◆ **DIRECTION**
Copy out each line of the material below that holds the string "march".

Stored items
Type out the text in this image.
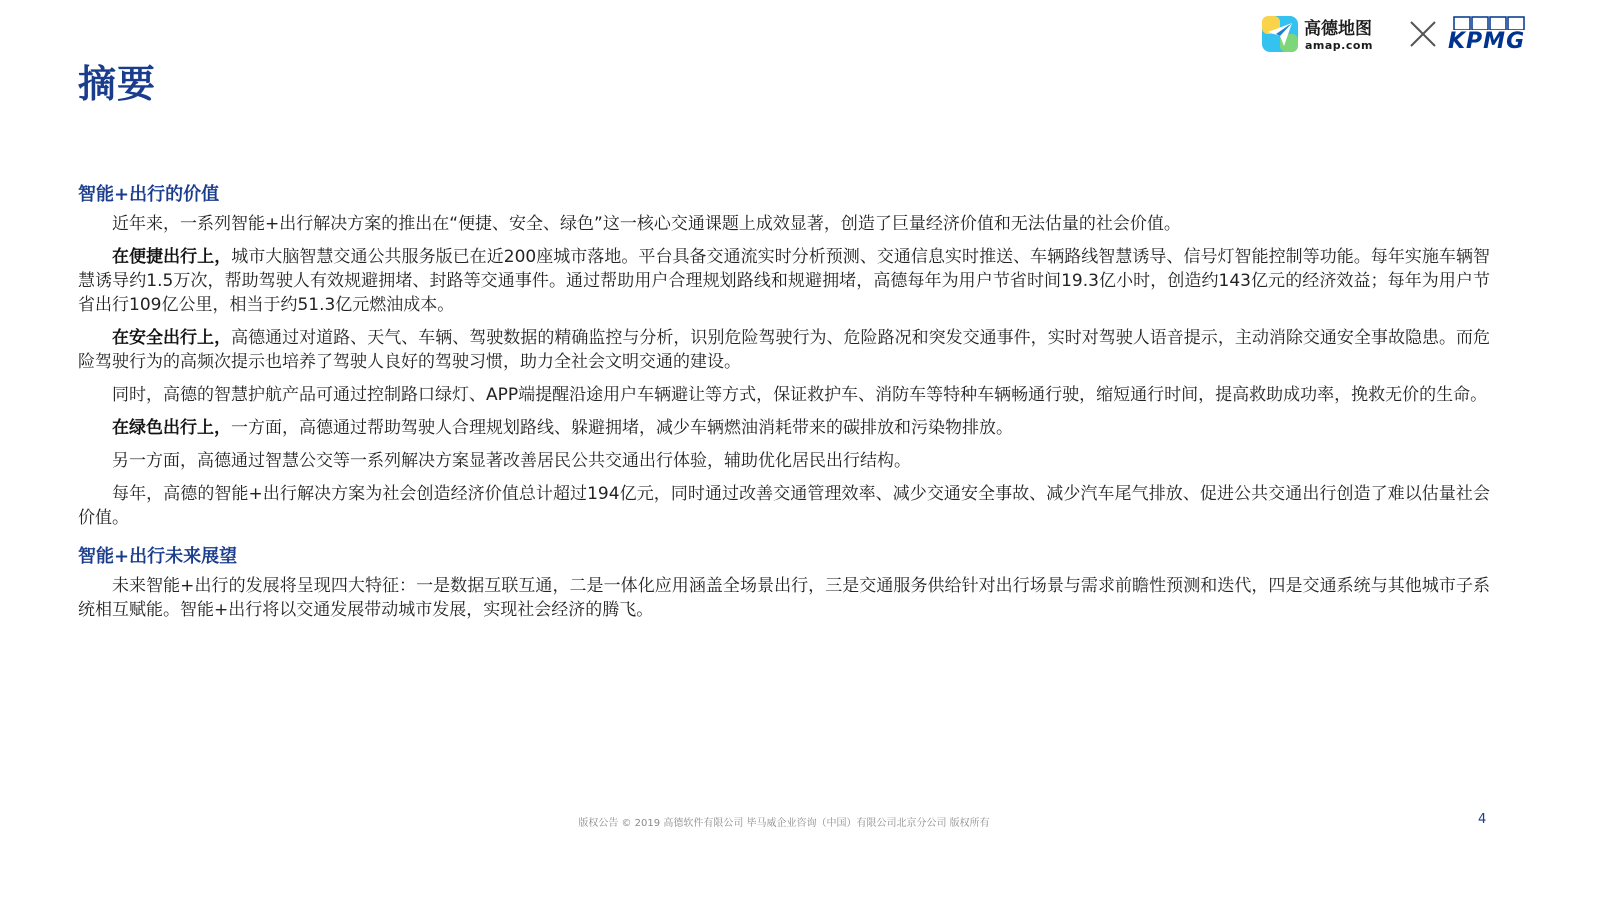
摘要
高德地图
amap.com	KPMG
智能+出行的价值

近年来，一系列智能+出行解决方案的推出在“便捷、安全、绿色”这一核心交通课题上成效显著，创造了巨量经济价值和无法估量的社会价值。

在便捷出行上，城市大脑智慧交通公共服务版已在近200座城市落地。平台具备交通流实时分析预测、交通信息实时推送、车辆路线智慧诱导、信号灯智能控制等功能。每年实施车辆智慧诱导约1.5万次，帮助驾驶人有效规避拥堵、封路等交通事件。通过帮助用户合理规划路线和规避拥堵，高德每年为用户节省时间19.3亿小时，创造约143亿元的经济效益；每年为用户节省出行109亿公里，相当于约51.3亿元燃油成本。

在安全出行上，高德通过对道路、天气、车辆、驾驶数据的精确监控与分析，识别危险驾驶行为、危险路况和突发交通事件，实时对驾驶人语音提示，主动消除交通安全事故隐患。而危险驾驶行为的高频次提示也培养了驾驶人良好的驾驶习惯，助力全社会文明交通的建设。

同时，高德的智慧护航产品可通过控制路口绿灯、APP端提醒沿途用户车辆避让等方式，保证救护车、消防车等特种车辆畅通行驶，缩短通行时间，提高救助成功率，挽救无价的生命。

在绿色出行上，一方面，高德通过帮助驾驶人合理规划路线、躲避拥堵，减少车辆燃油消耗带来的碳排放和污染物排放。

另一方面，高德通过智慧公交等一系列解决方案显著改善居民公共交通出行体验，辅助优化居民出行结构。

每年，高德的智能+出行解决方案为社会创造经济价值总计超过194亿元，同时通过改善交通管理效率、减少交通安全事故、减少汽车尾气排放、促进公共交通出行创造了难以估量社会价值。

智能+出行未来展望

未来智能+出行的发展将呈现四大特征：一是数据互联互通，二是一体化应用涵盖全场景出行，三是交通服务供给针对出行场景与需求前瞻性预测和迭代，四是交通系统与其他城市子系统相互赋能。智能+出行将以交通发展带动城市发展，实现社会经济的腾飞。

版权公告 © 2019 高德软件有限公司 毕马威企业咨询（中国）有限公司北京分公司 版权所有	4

* * *

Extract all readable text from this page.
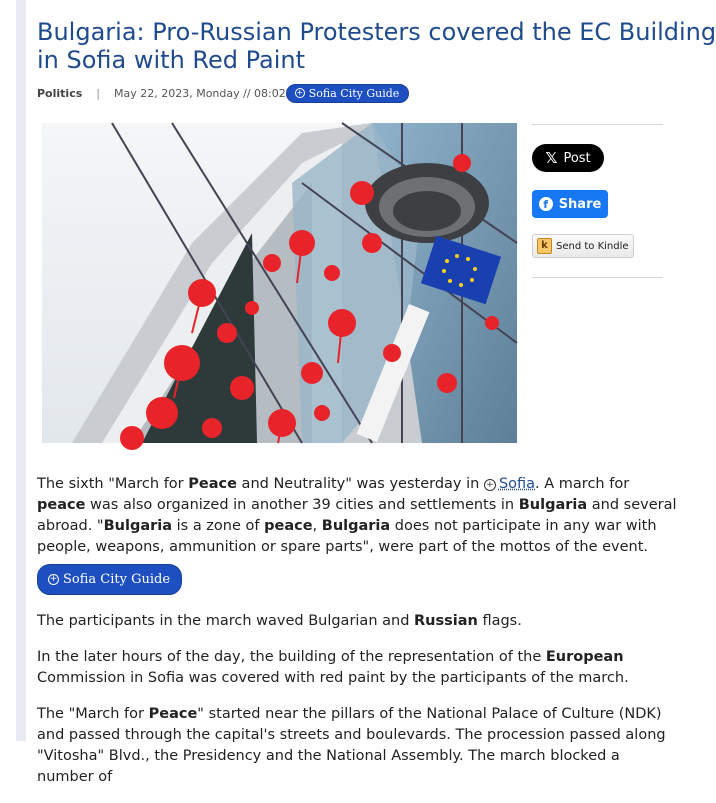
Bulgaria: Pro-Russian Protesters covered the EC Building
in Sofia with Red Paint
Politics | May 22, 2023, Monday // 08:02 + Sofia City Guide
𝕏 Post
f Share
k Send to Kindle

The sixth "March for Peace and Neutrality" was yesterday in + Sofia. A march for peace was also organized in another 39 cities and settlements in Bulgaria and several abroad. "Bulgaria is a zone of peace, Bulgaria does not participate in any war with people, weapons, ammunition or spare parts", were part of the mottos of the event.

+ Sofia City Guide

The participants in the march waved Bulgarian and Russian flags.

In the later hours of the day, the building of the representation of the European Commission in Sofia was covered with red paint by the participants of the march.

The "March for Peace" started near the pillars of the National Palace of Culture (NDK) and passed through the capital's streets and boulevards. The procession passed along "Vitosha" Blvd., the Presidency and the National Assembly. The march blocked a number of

◆ **RESPONSE**
The sixth "March for Peace and Neutrality" was yesterday in + Sofia. A march for peace was also organized in another 39 cities and settlements in Bulgaria and several abroad. "Bulgaria is a zone of peace, Bulgaria does not participate in any war with people, weapons, ammunition or spare parts", were part of the mottos of the event.
The participants in the march waved Bulgarian and Russian flags.
In the later hours of the day, the building of the representation of the European Commission in Sofia was covered with red paint by the participants of the march.
The "March for Peace" started near the pillars of the National Palace of Culture (NDK) and passed through the capital's streets and boulevards. The procession passed along "Vitosha" Blvd., the Presidency and the National Assembly. The march blocked a number of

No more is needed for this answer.